**TASK BRIEF**:
Below are records to transcribe exactly, without their pictures.

>> START PROVIDED MATERIAL

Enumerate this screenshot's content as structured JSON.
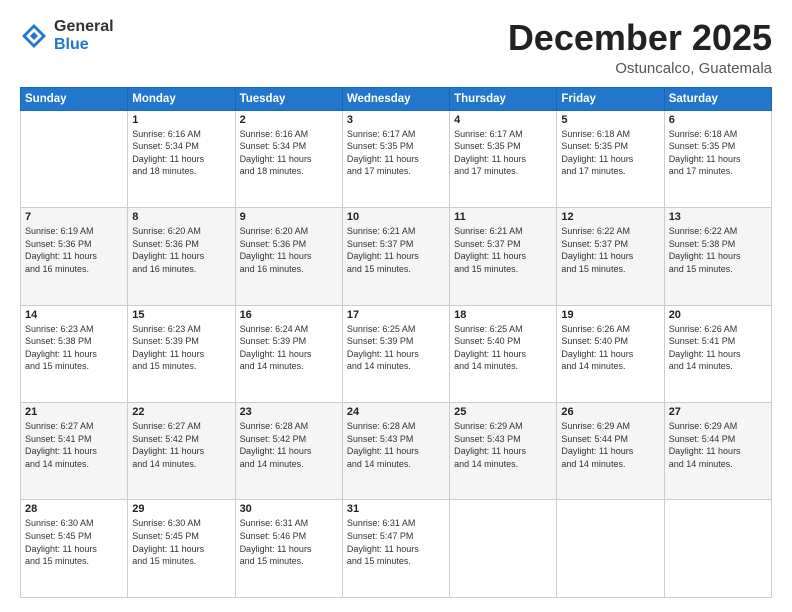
{
  "logo": {
    "general": "General",
    "blue": "Blue"
  },
  "header": {
    "month": "December 2025",
    "location": "Ostuncalco, Guatemala"
  },
  "weekdays": [
    "Sunday",
    "Monday",
    "Tuesday",
    "Wednesday",
    "Thursday",
    "Friday",
    "Saturday"
  ],
  "weeks": [
    [
      {
        "day": "",
        "info": ""
      },
      {
        "day": "1",
        "info": "Sunrise: 6:16 AM\nSunset: 5:34 PM\nDaylight: 11 hours\nand 18 minutes."
      },
      {
        "day": "2",
        "info": "Sunrise: 6:16 AM\nSunset: 5:34 PM\nDaylight: 11 hours\nand 18 minutes."
      },
      {
        "day": "3",
        "info": "Sunrise: 6:17 AM\nSunset: 5:35 PM\nDaylight: 11 hours\nand 17 minutes."
      },
      {
        "day": "4",
        "info": "Sunrise: 6:17 AM\nSunset: 5:35 PM\nDaylight: 11 hours\nand 17 minutes."
      },
      {
        "day": "5",
        "info": "Sunrise: 6:18 AM\nSunset: 5:35 PM\nDaylight: 11 hours\nand 17 minutes."
      },
      {
        "day": "6",
        "info": "Sunrise: 6:18 AM\nSunset: 5:35 PM\nDaylight: 11 hours\nand 17 minutes."
      }
    ],
    [
      {
        "day": "7",
        "info": "Sunrise: 6:19 AM\nSunset: 5:36 PM\nDaylight: 11 hours\nand 16 minutes."
      },
      {
        "day": "8",
        "info": "Sunrise: 6:20 AM\nSunset: 5:36 PM\nDaylight: 11 hours\nand 16 minutes."
      },
      {
        "day": "9",
        "info": "Sunrise: 6:20 AM\nSunset: 5:36 PM\nDaylight: 11 hours\nand 16 minutes."
      },
      {
        "day": "10",
        "info": "Sunrise: 6:21 AM\nSunset: 5:37 PM\nDaylight: 11 hours\nand 15 minutes."
      },
      {
        "day": "11",
        "info": "Sunrise: 6:21 AM\nSunset: 5:37 PM\nDaylight: 11 hours\nand 15 minutes."
      },
      {
        "day": "12",
        "info": "Sunrise: 6:22 AM\nSunset: 5:37 PM\nDaylight: 11 hours\nand 15 minutes."
      },
      {
        "day": "13",
        "info": "Sunrise: 6:22 AM\nSunset: 5:38 PM\nDaylight: 11 hours\nand 15 minutes."
      }
    ],
    [
      {
        "day": "14",
        "info": "Sunrise: 6:23 AM\nSunset: 5:38 PM\nDaylight: 11 hours\nand 15 minutes."
      },
      {
        "day": "15",
        "info": "Sunrise: 6:23 AM\nSunset: 5:39 PM\nDaylight: 11 hours\nand 15 minutes."
      },
      {
        "day": "16",
        "info": "Sunrise: 6:24 AM\nSunset: 5:39 PM\nDaylight: 11 hours\nand 14 minutes."
      },
      {
        "day": "17",
        "info": "Sunrise: 6:25 AM\nSunset: 5:39 PM\nDaylight: 11 hours\nand 14 minutes."
      },
      {
        "day": "18",
        "info": "Sunrise: 6:25 AM\nSunset: 5:40 PM\nDaylight: 11 hours\nand 14 minutes."
      },
      {
        "day": "19",
        "info": "Sunrise: 6:26 AM\nSunset: 5:40 PM\nDaylight: 11 hours\nand 14 minutes."
      },
      {
        "day": "20",
        "info": "Sunrise: 6:26 AM\nSunset: 5:41 PM\nDaylight: 11 hours\nand 14 minutes."
      }
    ],
    [
      {
        "day": "21",
        "info": "Sunrise: 6:27 AM\nSunset: 5:41 PM\nDaylight: 11 hours\nand 14 minutes."
      },
      {
        "day": "22",
        "info": "Sunrise: 6:27 AM\nSunset: 5:42 PM\nDaylight: 11 hours\nand 14 minutes."
      },
      {
        "day": "23",
        "info": "Sunrise: 6:28 AM\nSunset: 5:42 PM\nDaylight: 11 hours\nand 14 minutes."
      },
      {
        "day": "24",
        "info": "Sunrise: 6:28 AM\nSunset: 5:43 PM\nDaylight: 11 hours\nand 14 minutes."
      },
      {
        "day": "25",
        "info": "Sunrise: 6:29 AM\nSunset: 5:43 PM\nDaylight: 11 hours\nand 14 minutes."
      },
      {
        "day": "26",
        "info": "Sunrise: 6:29 AM\nSunset: 5:44 PM\nDaylight: 11 hours\nand 14 minutes."
      },
      {
        "day": "27",
        "info": "Sunrise: 6:29 AM\nSunset: 5:44 PM\nDaylight: 11 hours\nand 14 minutes."
      }
    ],
    [
      {
        "day": "28",
        "info": "Sunrise: 6:30 AM\nSunset: 5:45 PM\nDaylight: 11 hours\nand 15 minutes."
      },
      {
        "day": "29",
        "info": "Sunrise: 6:30 AM\nSunset: 5:45 PM\nDaylight: 11 hours\nand 15 minutes."
      },
      {
        "day": "30",
        "info": "Sunrise: 6:31 AM\nSunset: 5:46 PM\nDaylight: 11 hours\nand 15 minutes."
      },
      {
        "day": "31",
        "info": "Sunrise: 6:31 AM\nSunset: 5:47 PM\nDaylight: 11 hours\nand 15 minutes."
      },
      {
        "day": "",
        "info": ""
      },
      {
        "day": "",
        "info": ""
      },
      {
        "day": "",
        "info": ""
      }
    ]
  ]
}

>> END PROVIDED MATERIAL

**ANSWER TO THE PROBLEM**:
Enumerate this screenshot's content as structured JSON.
{
  "logo": {
    "general": "General",
    "blue": "Blue"
  },
  "header": {
    "month": "December 2025",
    "location": "Ostuncalco, Guatemala"
  },
  "weekdays": [
    "Sunday",
    "Monday",
    "Tuesday",
    "Wednesday",
    "Thursday",
    "Friday",
    "Saturday"
  ],
  "weeks": [
    [
      {
        "day": "",
        "info": ""
      },
      {
        "day": "1",
        "info": "Sunrise: 6:16 AM\nSunset: 5:34 PM\nDaylight: 11 hours\nand 18 minutes."
      },
      {
        "day": "2",
        "info": "Sunrise: 6:16 AM\nSunset: 5:34 PM\nDaylight: 11 hours\nand 18 minutes."
      },
      {
        "day": "3",
        "info": "Sunrise: 6:17 AM\nSunset: 5:35 PM\nDaylight: 11 hours\nand 17 minutes."
      },
      {
        "day": "4",
        "info": "Sunrise: 6:17 AM\nSunset: 5:35 PM\nDaylight: 11 hours\nand 17 minutes."
      },
      {
        "day": "5",
        "info": "Sunrise: 6:18 AM\nSunset: 5:35 PM\nDaylight: 11 hours\nand 17 minutes."
      },
      {
        "day": "6",
        "info": "Sunrise: 6:18 AM\nSunset: 5:35 PM\nDaylight: 11 hours\nand 17 minutes."
      }
    ],
    [
      {
        "day": "7",
        "info": "Sunrise: 6:19 AM\nSunset: 5:36 PM\nDaylight: 11 hours\nand 16 minutes."
      },
      {
        "day": "8",
        "info": "Sunrise: 6:20 AM\nSunset: 5:36 PM\nDaylight: 11 hours\nand 16 minutes."
      },
      {
        "day": "9",
        "info": "Sunrise: 6:20 AM\nSunset: 5:36 PM\nDaylight: 11 hours\nand 16 minutes."
      },
      {
        "day": "10",
        "info": "Sunrise: 6:21 AM\nSunset: 5:37 PM\nDaylight: 11 hours\nand 15 minutes."
      },
      {
        "day": "11",
        "info": "Sunrise: 6:21 AM\nSunset: 5:37 PM\nDaylight: 11 hours\nand 15 minutes."
      },
      {
        "day": "12",
        "info": "Sunrise: 6:22 AM\nSunset: 5:37 PM\nDaylight: 11 hours\nand 15 minutes."
      },
      {
        "day": "13",
        "info": "Sunrise: 6:22 AM\nSunset: 5:38 PM\nDaylight: 11 hours\nand 15 minutes."
      }
    ],
    [
      {
        "day": "14",
        "info": "Sunrise: 6:23 AM\nSunset: 5:38 PM\nDaylight: 11 hours\nand 15 minutes."
      },
      {
        "day": "15",
        "info": "Sunrise: 6:23 AM\nSunset: 5:39 PM\nDaylight: 11 hours\nand 15 minutes."
      },
      {
        "day": "16",
        "info": "Sunrise: 6:24 AM\nSunset: 5:39 PM\nDaylight: 11 hours\nand 14 minutes."
      },
      {
        "day": "17",
        "info": "Sunrise: 6:25 AM\nSunset: 5:39 PM\nDaylight: 11 hours\nand 14 minutes."
      },
      {
        "day": "18",
        "info": "Sunrise: 6:25 AM\nSunset: 5:40 PM\nDaylight: 11 hours\nand 14 minutes."
      },
      {
        "day": "19",
        "info": "Sunrise: 6:26 AM\nSunset: 5:40 PM\nDaylight: 11 hours\nand 14 minutes."
      },
      {
        "day": "20",
        "info": "Sunrise: 6:26 AM\nSunset: 5:41 PM\nDaylight: 11 hours\nand 14 minutes."
      }
    ],
    [
      {
        "day": "21",
        "info": "Sunrise: 6:27 AM\nSunset: 5:41 PM\nDaylight: 11 hours\nand 14 minutes."
      },
      {
        "day": "22",
        "info": "Sunrise: 6:27 AM\nSunset: 5:42 PM\nDaylight: 11 hours\nand 14 minutes."
      },
      {
        "day": "23",
        "info": "Sunrise: 6:28 AM\nSunset: 5:42 PM\nDaylight: 11 hours\nand 14 minutes."
      },
      {
        "day": "24",
        "info": "Sunrise: 6:28 AM\nSunset: 5:43 PM\nDaylight: 11 hours\nand 14 minutes."
      },
      {
        "day": "25",
        "info": "Sunrise: 6:29 AM\nSunset: 5:43 PM\nDaylight: 11 hours\nand 14 minutes."
      },
      {
        "day": "26",
        "info": "Sunrise: 6:29 AM\nSunset: 5:44 PM\nDaylight: 11 hours\nand 14 minutes."
      },
      {
        "day": "27",
        "info": "Sunrise: 6:29 AM\nSunset: 5:44 PM\nDaylight: 11 hours\nand 14 minutes."
      }
    ],
    [
      {
        "day": "28",
        "info": "Sunrise: 6:30 AM\nSunset: 5:45 PM\nDaylight: 11 hours\nand 15 minutes."
      },
      {
        "day": "29",
        "info": "Sunrise: 6:30 AM\nSunset: 5:45 PM\nDaylight: 11 hours\nand 15 minutes."
      },
      {
        "day": "30",
        "info": "Sunrise: 6:31 AM\nSunset: 5:46 PM\nDaylight: 11 hours\nand 15 minutes."
      },
      {
        "day": "31",
        "info": "Sunrise: 6:31 AM\nSunset: 5:47 PM\nDaylight: 11 hours\nand 15 minutes."
      },
      {
        "day": "",
        "info": ""
      },
      {
        "day": "",
        "info": ""
      },
      {
        "day": "",
        "info": ""
      }
    ]
  ]
}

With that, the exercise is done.